┌─ EXERCISE MATERIAL
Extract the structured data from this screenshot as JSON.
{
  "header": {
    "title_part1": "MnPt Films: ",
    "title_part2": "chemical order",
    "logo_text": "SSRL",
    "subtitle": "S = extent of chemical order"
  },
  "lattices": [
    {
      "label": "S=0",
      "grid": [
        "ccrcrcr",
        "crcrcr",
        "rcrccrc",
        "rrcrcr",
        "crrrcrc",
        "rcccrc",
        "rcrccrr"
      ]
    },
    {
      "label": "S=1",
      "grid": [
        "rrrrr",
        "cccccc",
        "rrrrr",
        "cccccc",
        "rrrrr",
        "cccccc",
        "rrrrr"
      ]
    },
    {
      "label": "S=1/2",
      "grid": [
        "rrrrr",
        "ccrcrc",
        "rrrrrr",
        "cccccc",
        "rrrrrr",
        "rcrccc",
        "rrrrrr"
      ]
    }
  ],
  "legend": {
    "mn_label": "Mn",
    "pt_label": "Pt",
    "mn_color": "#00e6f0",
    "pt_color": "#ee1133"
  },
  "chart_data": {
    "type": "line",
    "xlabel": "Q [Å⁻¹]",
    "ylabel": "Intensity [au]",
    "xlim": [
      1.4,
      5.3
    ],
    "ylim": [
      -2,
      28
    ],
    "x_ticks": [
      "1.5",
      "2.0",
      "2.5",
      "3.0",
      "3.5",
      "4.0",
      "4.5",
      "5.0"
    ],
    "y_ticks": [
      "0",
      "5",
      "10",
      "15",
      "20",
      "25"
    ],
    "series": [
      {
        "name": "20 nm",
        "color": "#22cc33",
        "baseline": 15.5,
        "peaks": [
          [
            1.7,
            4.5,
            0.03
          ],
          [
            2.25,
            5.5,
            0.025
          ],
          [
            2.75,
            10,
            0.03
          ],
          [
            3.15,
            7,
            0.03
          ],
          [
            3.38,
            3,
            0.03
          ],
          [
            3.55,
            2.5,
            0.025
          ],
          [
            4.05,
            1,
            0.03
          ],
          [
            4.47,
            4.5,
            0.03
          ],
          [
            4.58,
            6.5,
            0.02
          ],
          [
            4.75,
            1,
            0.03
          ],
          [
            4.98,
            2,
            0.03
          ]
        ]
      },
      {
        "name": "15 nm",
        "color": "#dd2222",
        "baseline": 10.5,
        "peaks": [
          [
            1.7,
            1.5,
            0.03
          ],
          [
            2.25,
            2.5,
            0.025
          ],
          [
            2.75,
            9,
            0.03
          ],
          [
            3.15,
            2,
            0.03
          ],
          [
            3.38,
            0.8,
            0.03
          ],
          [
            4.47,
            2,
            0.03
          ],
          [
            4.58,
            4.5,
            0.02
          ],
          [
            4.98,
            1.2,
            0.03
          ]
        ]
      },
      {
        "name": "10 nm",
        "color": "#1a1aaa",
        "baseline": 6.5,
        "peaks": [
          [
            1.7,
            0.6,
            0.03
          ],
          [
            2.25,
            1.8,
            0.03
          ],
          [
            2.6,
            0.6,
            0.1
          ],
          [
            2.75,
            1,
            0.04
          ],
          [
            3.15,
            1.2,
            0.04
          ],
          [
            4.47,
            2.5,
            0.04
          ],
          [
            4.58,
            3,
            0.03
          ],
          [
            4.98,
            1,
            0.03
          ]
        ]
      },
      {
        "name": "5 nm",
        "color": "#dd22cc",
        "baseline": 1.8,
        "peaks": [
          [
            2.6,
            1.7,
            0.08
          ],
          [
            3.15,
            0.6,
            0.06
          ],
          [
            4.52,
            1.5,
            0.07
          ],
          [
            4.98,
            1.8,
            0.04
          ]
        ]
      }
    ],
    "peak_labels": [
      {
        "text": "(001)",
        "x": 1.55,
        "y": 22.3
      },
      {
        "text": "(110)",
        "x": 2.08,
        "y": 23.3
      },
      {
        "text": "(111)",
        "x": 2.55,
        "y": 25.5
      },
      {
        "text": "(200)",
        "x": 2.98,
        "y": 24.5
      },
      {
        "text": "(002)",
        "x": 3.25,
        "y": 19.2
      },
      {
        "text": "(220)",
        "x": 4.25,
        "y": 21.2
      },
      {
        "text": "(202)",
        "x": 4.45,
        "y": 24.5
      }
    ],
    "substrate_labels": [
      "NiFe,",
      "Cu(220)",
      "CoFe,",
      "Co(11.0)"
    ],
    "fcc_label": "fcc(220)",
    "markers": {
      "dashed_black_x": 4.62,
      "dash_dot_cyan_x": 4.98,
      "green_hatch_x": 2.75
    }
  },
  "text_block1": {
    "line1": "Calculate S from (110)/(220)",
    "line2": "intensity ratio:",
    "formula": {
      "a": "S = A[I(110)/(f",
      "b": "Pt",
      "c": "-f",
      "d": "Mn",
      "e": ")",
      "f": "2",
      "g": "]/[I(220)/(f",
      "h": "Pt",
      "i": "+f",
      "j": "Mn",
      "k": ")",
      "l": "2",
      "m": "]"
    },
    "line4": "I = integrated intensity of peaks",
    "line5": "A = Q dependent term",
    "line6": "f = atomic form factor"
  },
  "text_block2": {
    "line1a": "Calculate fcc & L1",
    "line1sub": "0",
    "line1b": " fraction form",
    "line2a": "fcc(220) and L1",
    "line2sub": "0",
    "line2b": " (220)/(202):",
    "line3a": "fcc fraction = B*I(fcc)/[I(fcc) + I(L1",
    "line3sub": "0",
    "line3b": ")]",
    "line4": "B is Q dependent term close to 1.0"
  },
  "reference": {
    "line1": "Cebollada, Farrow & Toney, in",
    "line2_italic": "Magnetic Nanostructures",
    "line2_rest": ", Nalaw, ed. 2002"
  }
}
└─
### INSTRUCTIONS TO FOLLOW
Go through the entries and return each line where the word "dependent" appears.

### RESPONSE
    "line5": "A = Q dependent term",
    "line4": "B is Q dependent term close to 1.0"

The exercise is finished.